-- begin PROVIDED MATERIAL --

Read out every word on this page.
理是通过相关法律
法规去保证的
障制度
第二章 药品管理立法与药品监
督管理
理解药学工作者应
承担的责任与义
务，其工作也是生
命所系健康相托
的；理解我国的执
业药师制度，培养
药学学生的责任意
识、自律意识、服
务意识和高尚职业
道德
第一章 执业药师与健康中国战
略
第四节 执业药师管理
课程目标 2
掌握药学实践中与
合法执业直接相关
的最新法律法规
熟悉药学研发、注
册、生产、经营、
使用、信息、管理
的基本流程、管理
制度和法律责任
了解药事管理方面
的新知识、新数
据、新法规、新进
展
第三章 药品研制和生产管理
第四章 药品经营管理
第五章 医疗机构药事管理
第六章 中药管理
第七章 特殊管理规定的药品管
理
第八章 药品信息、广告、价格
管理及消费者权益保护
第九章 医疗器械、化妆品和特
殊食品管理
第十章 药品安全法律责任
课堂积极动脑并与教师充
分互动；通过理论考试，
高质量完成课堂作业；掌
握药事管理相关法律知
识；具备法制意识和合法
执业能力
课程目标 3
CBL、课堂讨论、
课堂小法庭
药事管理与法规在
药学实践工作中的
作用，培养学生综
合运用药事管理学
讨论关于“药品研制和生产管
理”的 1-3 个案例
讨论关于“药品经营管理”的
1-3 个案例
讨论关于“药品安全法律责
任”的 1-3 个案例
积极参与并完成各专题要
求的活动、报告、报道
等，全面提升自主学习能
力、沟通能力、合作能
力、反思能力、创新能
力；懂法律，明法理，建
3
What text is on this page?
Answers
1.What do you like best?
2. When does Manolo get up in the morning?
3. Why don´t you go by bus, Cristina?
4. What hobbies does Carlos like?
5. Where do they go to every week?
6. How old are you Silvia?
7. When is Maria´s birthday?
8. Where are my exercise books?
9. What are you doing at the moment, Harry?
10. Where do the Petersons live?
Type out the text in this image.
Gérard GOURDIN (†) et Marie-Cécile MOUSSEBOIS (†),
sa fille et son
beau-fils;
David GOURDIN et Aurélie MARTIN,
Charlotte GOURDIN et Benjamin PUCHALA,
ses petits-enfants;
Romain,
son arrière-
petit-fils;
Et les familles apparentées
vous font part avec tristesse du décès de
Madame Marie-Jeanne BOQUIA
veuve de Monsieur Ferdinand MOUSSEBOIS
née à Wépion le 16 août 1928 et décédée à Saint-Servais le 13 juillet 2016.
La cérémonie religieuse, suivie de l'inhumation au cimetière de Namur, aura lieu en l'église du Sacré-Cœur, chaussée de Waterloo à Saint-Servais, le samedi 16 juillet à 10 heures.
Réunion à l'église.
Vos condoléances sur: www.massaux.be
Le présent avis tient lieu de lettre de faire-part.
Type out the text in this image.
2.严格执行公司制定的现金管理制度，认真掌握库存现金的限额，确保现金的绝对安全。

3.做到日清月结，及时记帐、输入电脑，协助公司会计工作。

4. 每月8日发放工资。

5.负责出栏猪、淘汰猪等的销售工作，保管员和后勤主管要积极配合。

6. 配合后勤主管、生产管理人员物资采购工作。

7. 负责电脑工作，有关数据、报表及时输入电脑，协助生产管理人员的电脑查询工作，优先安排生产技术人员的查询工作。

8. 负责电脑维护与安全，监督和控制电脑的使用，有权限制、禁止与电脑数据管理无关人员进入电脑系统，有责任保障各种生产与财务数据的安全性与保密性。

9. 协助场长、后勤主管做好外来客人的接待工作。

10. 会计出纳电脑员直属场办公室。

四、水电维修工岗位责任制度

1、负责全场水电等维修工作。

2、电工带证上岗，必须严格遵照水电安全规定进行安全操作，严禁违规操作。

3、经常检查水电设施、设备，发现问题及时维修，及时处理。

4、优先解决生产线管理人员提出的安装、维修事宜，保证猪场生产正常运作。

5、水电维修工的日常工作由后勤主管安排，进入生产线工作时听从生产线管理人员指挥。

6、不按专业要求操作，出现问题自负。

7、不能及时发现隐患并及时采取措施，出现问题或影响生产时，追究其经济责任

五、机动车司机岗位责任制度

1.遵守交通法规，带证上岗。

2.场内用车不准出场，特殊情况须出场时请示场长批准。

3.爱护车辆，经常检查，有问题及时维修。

-- end PROVIDED MATERIAL --

GIVEN INSTRUCTION
What is the number of lines containing "GOURDIN"? Give that number only.

WRITTEN ANSWER
3